GIVEN REQUEST
Copy the data below, replacing each "planned-sum-cell" with "planned-amount-cell" and leaving everything else unchanged. Omit the pictures.

SUPPLIED MATERIAL

## START

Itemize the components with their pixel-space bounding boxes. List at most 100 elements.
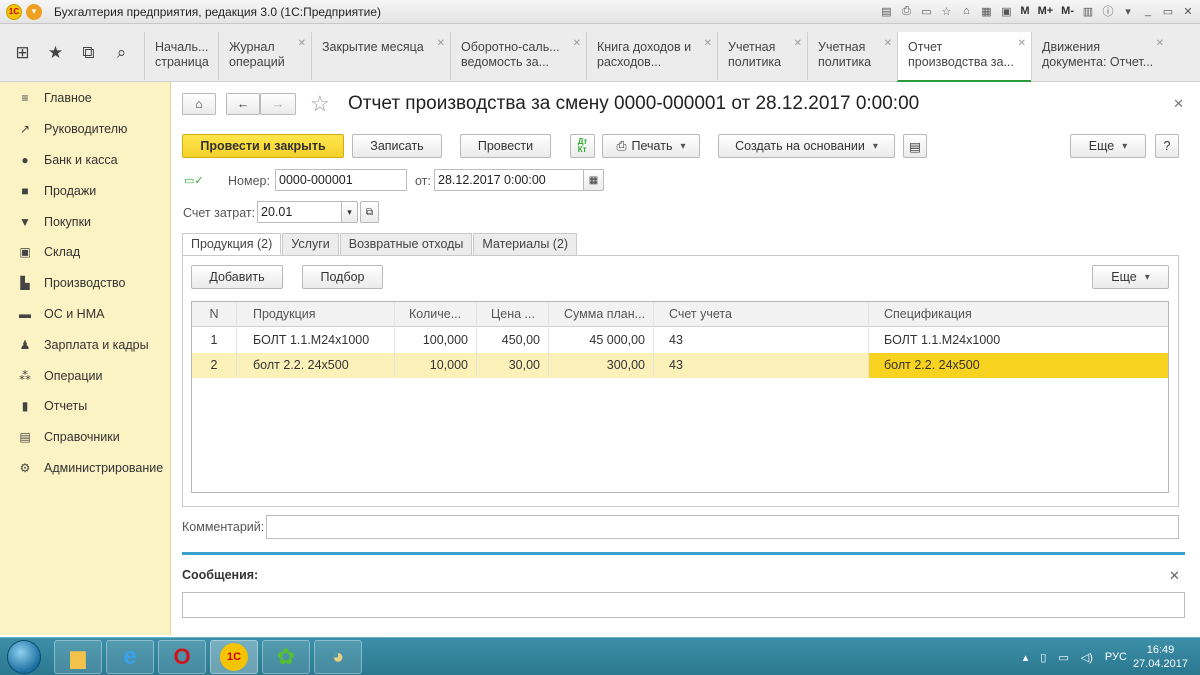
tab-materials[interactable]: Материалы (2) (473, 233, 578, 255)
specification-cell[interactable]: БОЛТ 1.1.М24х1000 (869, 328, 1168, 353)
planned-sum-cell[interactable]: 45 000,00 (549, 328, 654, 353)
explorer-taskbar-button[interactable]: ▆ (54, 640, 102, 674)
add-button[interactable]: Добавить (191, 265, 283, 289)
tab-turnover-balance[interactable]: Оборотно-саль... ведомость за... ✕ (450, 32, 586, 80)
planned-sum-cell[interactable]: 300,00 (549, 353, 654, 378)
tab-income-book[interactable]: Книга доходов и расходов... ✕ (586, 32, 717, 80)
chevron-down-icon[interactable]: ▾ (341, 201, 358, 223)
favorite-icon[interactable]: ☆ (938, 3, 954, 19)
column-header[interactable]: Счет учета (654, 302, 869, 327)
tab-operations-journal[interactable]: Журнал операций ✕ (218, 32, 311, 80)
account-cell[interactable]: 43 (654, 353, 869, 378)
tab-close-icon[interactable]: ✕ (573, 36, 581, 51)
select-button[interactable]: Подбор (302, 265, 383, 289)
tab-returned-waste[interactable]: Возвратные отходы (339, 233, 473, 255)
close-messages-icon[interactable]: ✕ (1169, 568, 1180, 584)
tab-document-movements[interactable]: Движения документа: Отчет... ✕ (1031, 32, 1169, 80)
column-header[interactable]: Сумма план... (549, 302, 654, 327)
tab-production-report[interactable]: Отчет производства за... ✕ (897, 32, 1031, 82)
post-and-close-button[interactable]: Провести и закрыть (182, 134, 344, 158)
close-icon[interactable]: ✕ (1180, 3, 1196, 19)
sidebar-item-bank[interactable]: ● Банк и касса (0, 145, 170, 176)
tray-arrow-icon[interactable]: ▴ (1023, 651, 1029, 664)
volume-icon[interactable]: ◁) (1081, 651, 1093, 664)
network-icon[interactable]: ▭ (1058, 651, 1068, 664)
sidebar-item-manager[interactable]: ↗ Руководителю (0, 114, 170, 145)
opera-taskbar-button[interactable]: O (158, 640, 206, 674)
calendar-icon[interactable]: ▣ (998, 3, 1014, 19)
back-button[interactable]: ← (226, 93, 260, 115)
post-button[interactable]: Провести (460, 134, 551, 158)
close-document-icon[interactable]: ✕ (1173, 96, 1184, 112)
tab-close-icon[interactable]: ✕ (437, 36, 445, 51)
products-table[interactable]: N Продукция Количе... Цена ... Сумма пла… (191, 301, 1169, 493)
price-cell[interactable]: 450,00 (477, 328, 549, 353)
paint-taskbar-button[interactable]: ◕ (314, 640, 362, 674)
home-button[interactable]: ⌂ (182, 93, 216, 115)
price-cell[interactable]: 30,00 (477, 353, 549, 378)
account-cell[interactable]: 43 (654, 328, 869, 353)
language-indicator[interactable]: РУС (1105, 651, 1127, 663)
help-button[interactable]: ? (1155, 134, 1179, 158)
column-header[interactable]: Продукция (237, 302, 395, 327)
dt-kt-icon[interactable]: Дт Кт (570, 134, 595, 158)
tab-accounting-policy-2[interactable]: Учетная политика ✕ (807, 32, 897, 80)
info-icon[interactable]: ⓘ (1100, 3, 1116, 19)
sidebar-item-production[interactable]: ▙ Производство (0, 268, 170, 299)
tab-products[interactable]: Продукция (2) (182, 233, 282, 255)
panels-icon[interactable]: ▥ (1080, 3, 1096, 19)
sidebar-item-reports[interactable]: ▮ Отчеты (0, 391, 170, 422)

## END

ANSWER TO THIS PROBLEM
Itemize the components with their pixel-space bounding boxes. List at most 100 elements.
tab-materials[interactable]: Материалы (2) (473, 233, 578, 255)
specification-cell[interactable]: БОЛТ 1.1.М24х1000 (869, 328, 1168, 353)
planned-amount-cell[interactable]: 45 000,00 (549, 328, 654, 353)
explorer-taskbar-button[interactable]: ▆ (54, 640, 102, 674)
add-button[interactable]: Добавить (191, 265, 283, 289)
tab-turnover-balance[interactable]: Оборотно-саль... ведомость за... ✕ (450, 32, 586, 80)
planned-amount-cell[interactable]: 300,00 (549, 353, 654, 378)
tab-income-book[interactable]: Книга доходов и расходов... ✕ (586, 32, 717, 80)
chevron-down-icon[interactable]: ▾ (341, 201, 358, 223)
favorite-icon[interactable]: ☆ (938, 3, 954, 19)
column-header[interactable]: Счет учета (654, 302, 869, 327)
tab-operations-journal[interactable]: Журнал операций ✕ (218, 32, 311, 80)
account-cell[interactable]: 43 (654, 353, 869, 378)
tab-close-icon[interactable]: ✕ (573, 36, 581, 51)
select-button[interactable]: Подбор (302, 265, 383, 289)
tab-returned-waste[interactable]: Возвратные отходы (339, 233, 473, 255)
close-messages-icon[interactable]: ✕ (1169, 568, 1180, 584)
tab-document-movements[interactable]: Движения документа: Отчет... ✕ (1031, 32, 1169, 80)
column-header[interactable]: Сумма план... (549, 302, 654, 327)
tab-production-report[interactable]: Отчет производства за... ✕ (897, 32, 1031, 82)
post-and-close-button[interactable]: Провести и закрыть (182, 134, 344, 158)
close-icon[interactable]: ✕ (1180, 3, 1196, 19)
sidebar-item-bank[interactable]: ● Банк и касса (0, 145, 170, 176)
tray-arrow-icon[interactable]: ▴ (1023, 651, 1029, 664)
volume-icon[interactable]: ◁) (1081, 651, 1093, 664)
network-icon[interactable]: ▭ (1058, 651, 1068, 664)
sidebar-item-manager[interactable]: ↗ Руководителю (0, 114, 170, 145)
opera-taskbar-button[interactable]: O (158, 640, 206, 674)
calendar-icon[interactable]: ▣ (998, 3, 1014, 19)
back-button[interactable]: ← (226, 93, 260, 115)
post-button[interactable]: Провести (460, 134, 551, 158)
close-document-icon[interactable]: ✕ (1173, 96, 1184, 112)
tab-close-icon[interactable]: ✕ (437, 36, 445, 51)
products-table[interactable]: N Продукция Количе... Цена ... Сумма пла… (191, 301, 1169, 493)
price-cell[interactable]: 450,00 (477, 328, 549, 353)
paint-taskbar-button[interactable]: ◕ (314, 640, 362, 674)
home-button[interactable]: ⌂ (182, 93, 216, 115)
price-cell[interactable]: 30,00 (477, 353, 549, 378)
account-cell[interactable]: 43 (654, 328, 869, 353)
language-indicator[interactable]: РУС (1105, 651, 1127, 663)
help-button[interactable]: ? (1155, 134, 1179, 158)
column-header[interactable]: Продукция (237, 302, 395, 327)
dt-kt-icon[interactable]: Дт Кт (570, 134, 595, 158)
tab-accounting-policy-2[interactable]: Учетная политика ✕ (807, 32, 897, 80)
info-icon[interactable]: ⓘ (1100, 3, 1116, 19)
sidebar-item-production[interactable]: ▙ Производство (0, 268, 170, 299)
tab-products[interactable]: Продукция (2) (182, 233, 282, 255)
panels-icon[interactable]: ▥ (1080, 3, 1096, 19)
sidebar-item-reports[interactable]: ▮ Отчеты (0, 391, 170, 422)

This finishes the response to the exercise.